TASK PROMPT: Find each line with the word "name" and copy it.

RECORDS PROVIDED:
───
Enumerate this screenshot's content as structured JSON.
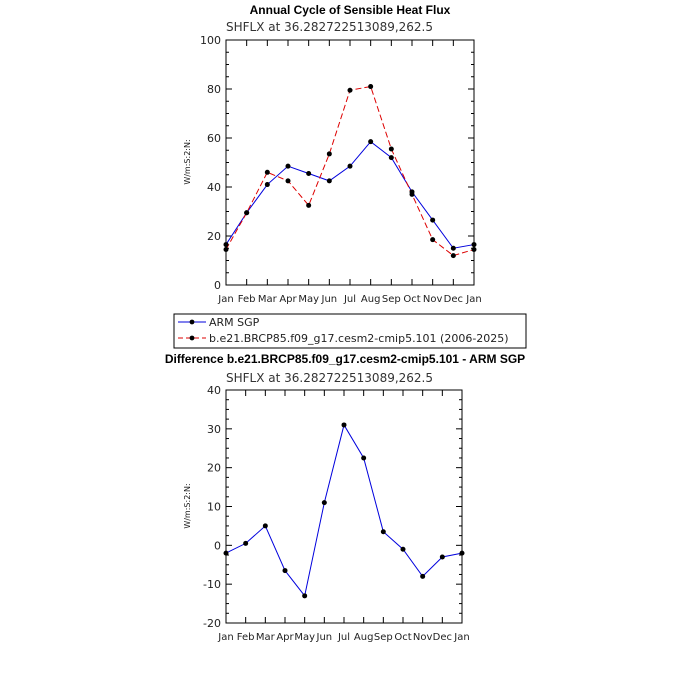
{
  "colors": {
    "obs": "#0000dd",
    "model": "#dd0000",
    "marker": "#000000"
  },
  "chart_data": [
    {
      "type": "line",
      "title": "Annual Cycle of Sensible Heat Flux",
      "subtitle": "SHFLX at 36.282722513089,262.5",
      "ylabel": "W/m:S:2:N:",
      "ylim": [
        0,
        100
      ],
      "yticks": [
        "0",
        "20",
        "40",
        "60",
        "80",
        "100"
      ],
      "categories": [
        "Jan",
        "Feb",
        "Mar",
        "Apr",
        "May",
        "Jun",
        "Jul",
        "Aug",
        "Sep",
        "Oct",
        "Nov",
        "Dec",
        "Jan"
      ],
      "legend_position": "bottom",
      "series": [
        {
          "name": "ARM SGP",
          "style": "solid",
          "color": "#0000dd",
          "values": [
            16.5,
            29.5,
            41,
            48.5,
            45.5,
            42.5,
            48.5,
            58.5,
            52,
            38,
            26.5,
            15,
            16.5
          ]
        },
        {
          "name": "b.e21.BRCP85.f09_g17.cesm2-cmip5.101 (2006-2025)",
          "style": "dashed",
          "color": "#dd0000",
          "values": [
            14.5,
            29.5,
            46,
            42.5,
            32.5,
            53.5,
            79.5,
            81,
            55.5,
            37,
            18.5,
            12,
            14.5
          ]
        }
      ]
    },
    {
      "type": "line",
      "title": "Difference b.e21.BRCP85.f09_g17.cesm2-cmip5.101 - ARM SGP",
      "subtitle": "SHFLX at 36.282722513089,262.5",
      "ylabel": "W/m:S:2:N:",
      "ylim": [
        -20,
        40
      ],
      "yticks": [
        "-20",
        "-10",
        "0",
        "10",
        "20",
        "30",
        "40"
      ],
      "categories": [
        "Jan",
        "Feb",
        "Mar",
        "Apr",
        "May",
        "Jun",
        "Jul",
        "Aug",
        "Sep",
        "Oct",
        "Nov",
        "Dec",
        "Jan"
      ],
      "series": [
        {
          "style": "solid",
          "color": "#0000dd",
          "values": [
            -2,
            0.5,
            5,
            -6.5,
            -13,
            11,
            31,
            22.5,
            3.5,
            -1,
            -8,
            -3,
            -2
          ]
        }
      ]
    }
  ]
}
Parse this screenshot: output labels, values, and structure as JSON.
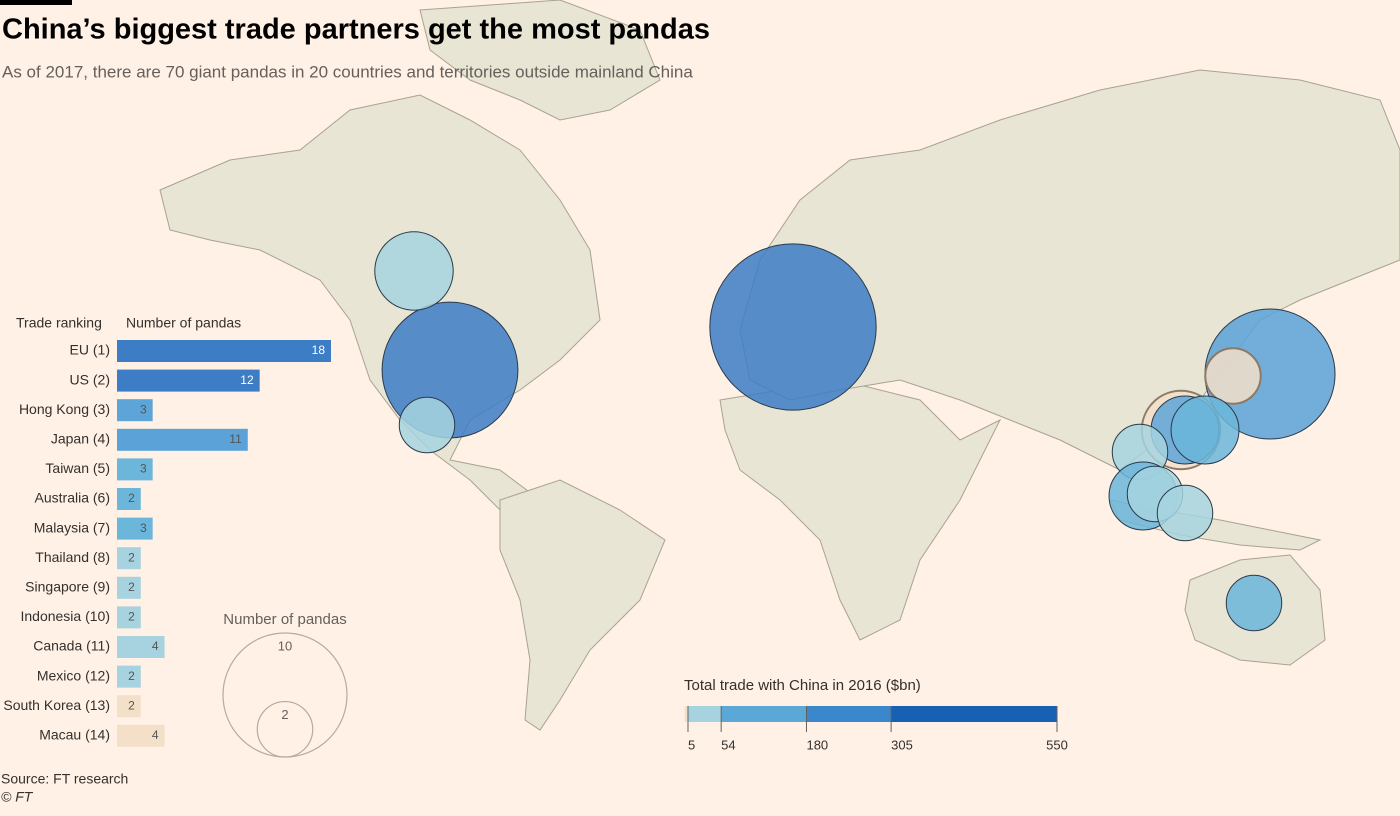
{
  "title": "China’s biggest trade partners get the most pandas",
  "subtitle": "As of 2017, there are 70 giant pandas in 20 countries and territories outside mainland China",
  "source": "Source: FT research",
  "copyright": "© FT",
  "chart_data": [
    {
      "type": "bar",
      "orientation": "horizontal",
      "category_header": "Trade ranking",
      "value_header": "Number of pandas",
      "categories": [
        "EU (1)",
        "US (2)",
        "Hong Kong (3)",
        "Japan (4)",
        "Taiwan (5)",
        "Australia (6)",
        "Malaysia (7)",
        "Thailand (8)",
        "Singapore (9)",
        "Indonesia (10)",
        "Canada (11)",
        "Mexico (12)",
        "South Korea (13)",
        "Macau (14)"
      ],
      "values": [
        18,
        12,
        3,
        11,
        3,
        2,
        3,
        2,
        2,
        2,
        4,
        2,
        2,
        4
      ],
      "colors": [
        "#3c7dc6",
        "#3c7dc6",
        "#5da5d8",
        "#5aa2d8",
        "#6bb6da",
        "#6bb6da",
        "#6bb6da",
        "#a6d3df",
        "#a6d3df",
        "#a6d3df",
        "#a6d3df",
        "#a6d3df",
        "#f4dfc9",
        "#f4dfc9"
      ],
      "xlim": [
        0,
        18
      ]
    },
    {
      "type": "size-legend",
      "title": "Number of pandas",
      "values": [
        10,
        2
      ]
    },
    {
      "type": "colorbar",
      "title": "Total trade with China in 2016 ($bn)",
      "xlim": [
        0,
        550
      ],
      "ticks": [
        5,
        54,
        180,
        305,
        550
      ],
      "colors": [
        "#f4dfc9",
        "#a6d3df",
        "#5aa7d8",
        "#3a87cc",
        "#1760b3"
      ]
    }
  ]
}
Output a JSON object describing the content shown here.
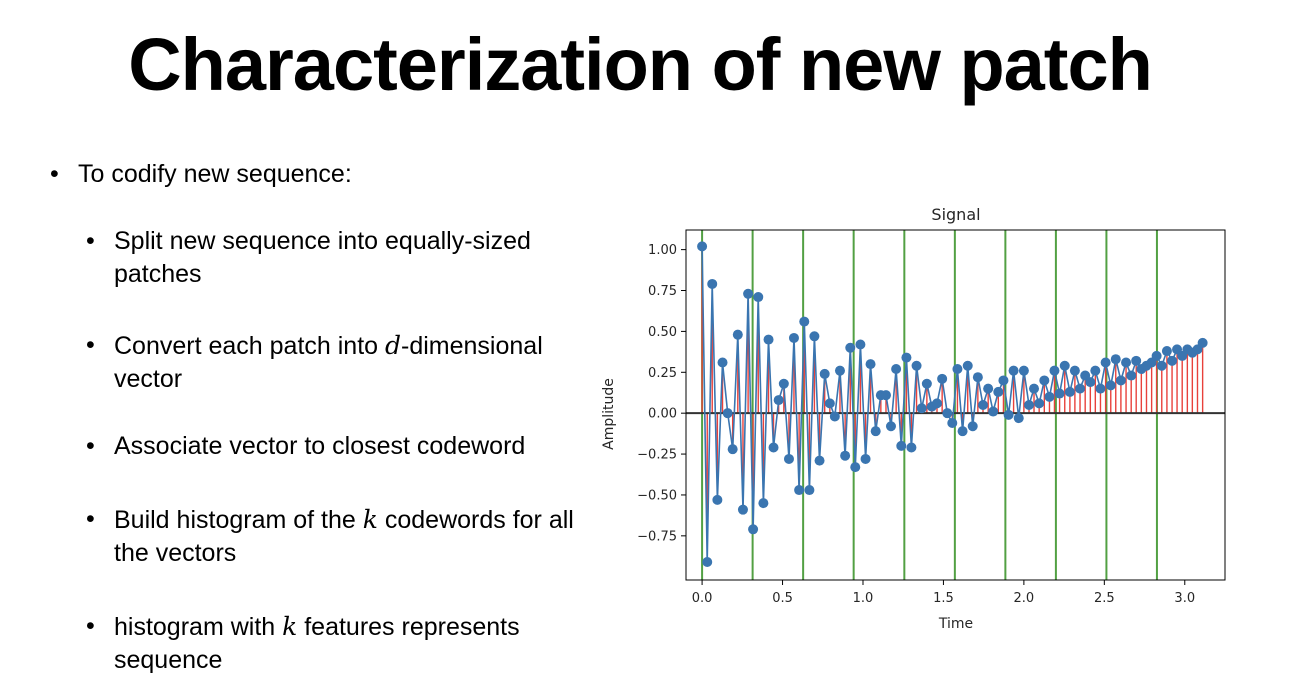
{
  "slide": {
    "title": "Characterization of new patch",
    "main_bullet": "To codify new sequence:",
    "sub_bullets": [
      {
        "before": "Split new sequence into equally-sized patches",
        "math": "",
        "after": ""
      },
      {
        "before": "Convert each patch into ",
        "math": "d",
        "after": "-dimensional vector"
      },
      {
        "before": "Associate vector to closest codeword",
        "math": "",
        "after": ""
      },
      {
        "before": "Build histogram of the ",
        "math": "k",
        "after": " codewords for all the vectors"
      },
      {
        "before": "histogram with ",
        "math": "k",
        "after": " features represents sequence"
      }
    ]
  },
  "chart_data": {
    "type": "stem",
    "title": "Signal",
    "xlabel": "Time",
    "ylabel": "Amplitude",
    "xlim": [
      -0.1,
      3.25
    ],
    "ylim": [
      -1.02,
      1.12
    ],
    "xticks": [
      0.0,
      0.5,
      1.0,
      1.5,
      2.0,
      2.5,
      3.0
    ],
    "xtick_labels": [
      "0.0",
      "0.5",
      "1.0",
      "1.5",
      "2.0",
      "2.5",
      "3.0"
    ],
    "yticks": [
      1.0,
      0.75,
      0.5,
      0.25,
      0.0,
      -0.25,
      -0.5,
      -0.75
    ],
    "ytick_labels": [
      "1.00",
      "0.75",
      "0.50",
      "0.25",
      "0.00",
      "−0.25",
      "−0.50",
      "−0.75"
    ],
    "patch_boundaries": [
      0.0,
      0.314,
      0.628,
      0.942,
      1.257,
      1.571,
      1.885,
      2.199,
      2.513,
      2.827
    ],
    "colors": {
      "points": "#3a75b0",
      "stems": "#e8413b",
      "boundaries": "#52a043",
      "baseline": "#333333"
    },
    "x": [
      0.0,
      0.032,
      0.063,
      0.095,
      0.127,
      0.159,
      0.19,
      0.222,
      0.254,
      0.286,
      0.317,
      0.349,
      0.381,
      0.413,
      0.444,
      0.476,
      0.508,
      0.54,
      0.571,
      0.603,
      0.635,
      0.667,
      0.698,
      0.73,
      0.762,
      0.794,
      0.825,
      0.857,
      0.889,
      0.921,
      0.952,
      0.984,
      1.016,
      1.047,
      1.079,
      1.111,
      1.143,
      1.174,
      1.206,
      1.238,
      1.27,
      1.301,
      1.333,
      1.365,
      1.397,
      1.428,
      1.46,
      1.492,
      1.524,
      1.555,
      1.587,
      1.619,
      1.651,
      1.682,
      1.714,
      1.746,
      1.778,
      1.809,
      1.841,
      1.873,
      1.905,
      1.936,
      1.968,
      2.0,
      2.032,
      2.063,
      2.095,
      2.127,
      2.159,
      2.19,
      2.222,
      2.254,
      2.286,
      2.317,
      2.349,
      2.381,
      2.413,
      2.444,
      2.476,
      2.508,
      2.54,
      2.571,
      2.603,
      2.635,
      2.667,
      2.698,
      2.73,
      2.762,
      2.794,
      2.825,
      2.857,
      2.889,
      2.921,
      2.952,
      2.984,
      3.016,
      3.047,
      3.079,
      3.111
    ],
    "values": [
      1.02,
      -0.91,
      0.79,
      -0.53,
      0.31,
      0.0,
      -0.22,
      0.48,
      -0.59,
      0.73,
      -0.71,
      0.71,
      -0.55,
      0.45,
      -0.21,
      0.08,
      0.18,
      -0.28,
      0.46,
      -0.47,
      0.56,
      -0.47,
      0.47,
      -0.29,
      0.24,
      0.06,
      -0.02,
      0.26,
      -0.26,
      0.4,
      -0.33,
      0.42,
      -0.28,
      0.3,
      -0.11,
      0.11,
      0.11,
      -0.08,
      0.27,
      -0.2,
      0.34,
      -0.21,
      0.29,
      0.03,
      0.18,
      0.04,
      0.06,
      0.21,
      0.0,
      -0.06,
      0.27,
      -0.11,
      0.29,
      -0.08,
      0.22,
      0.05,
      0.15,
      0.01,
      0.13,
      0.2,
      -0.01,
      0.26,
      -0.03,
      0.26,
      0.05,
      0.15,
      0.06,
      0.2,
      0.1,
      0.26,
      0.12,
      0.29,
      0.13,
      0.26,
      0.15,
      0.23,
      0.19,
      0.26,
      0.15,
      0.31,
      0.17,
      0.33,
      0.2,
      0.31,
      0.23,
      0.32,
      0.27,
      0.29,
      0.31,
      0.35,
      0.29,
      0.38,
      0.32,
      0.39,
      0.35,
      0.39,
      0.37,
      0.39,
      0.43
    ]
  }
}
───
REPLY TO THE EXERCISE:
          "name": "ARM SGP",
          "name": "b.e21.BRCP85.f09_g17.cesm2-cmip5.101 (2006-2025)",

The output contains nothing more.